→ **Supplied material**
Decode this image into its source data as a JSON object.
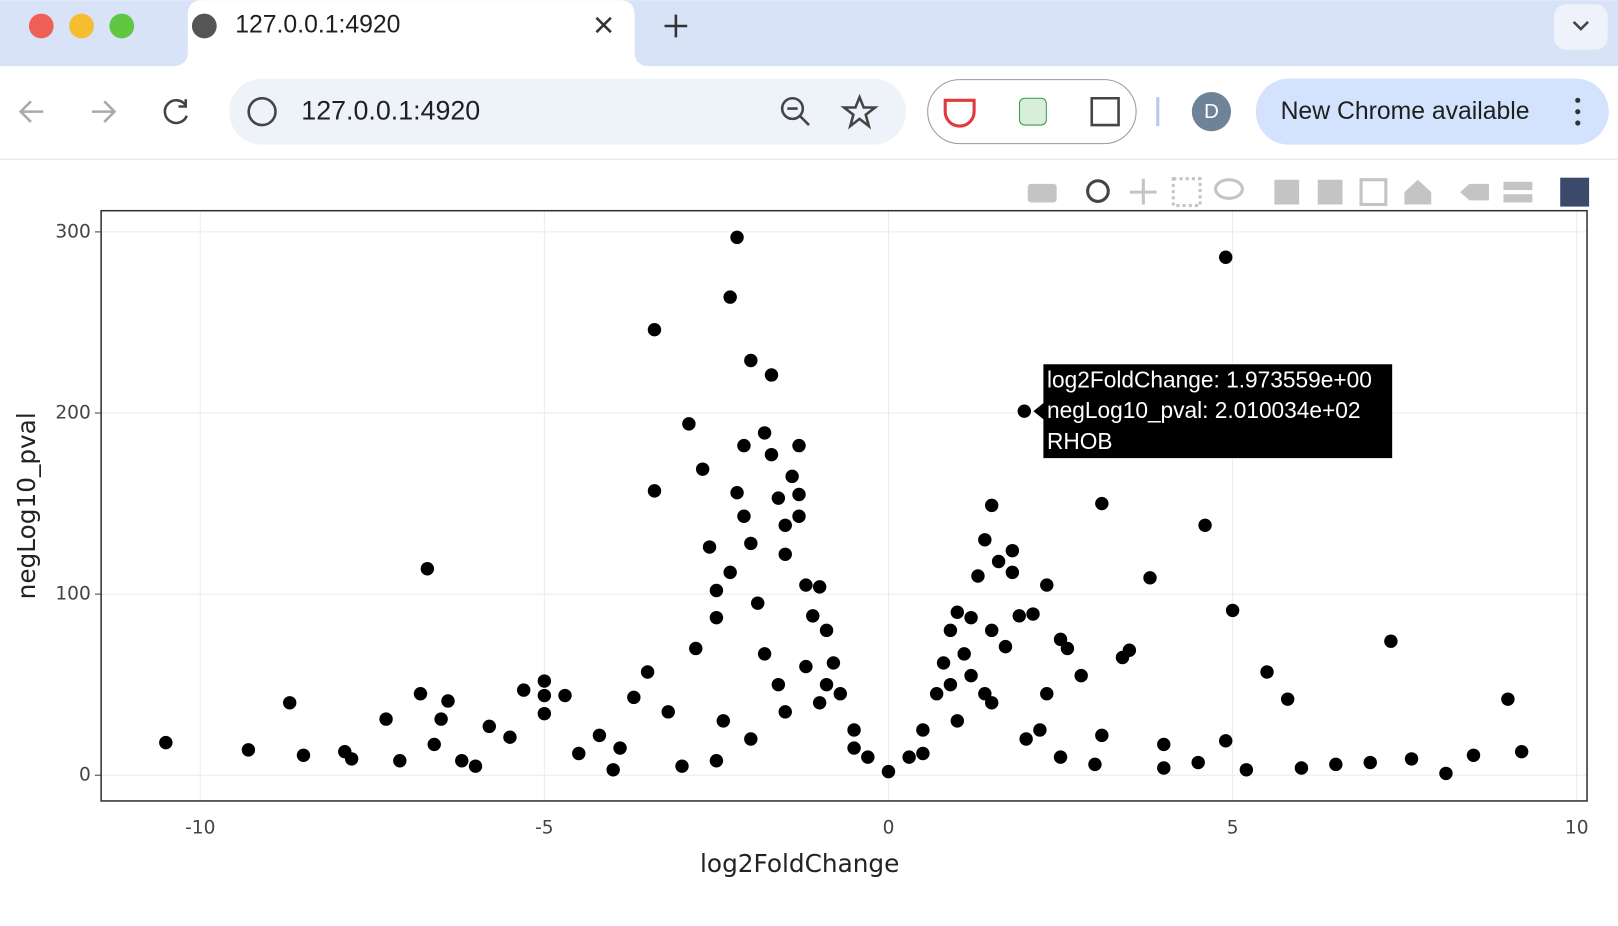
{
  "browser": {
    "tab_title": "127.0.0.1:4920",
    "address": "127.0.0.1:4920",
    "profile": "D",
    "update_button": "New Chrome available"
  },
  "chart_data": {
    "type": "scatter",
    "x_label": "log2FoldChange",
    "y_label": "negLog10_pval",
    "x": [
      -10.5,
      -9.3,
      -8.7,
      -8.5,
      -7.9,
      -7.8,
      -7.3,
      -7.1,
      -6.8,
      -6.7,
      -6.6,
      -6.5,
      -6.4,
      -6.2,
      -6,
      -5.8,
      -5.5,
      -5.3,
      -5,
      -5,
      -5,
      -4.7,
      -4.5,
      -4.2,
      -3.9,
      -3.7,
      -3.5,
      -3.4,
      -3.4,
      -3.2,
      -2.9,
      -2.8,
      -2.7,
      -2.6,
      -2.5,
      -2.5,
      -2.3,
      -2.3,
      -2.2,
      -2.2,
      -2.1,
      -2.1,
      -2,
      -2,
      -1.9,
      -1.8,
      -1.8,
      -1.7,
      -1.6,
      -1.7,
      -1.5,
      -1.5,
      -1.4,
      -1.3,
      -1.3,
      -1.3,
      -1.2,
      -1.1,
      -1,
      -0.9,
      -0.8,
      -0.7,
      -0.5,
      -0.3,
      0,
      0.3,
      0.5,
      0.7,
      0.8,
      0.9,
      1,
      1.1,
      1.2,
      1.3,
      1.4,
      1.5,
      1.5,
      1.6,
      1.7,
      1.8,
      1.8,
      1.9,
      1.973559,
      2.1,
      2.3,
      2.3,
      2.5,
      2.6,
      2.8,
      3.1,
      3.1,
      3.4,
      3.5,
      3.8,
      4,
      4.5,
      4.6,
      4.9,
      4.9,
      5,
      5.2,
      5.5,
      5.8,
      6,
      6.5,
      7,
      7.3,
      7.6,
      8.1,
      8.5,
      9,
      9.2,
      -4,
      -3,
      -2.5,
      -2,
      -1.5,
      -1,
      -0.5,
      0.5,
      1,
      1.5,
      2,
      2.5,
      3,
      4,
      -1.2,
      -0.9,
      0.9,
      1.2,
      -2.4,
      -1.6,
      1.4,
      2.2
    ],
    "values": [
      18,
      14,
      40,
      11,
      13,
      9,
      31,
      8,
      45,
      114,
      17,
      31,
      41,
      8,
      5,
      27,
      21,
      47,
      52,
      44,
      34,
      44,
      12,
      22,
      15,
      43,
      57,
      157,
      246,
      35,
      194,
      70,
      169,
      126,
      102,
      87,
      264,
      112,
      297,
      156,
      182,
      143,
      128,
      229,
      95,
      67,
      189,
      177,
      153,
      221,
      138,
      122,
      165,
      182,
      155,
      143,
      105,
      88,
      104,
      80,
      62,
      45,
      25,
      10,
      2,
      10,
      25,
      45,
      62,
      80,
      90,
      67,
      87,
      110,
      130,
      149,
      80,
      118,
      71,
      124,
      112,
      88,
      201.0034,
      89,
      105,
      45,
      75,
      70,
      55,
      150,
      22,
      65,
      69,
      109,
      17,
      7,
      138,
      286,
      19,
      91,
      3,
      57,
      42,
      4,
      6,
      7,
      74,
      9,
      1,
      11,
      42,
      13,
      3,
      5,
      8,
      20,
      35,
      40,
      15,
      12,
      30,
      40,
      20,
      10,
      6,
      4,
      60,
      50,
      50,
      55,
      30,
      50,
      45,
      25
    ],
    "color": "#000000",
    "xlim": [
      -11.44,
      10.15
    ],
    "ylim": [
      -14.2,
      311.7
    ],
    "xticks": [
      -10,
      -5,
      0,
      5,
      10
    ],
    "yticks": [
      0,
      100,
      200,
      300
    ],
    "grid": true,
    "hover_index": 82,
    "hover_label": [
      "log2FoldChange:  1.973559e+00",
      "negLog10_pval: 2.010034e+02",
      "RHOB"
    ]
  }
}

==

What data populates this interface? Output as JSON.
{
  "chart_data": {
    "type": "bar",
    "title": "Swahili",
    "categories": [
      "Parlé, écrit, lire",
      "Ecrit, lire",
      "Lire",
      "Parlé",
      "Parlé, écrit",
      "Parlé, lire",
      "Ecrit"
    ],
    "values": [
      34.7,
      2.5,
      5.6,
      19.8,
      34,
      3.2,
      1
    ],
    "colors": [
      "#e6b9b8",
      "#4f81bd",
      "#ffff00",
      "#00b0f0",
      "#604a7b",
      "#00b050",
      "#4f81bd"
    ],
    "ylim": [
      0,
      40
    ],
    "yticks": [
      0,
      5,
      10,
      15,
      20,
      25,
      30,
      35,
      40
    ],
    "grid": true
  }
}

→ **Aim of the exercise**
Using the listing above, pick out each line that contains the word "this", then copy it.

→ **Expected output**
Decode this image into its source data as a JSON object.
What data populates this interface? Output as JSON.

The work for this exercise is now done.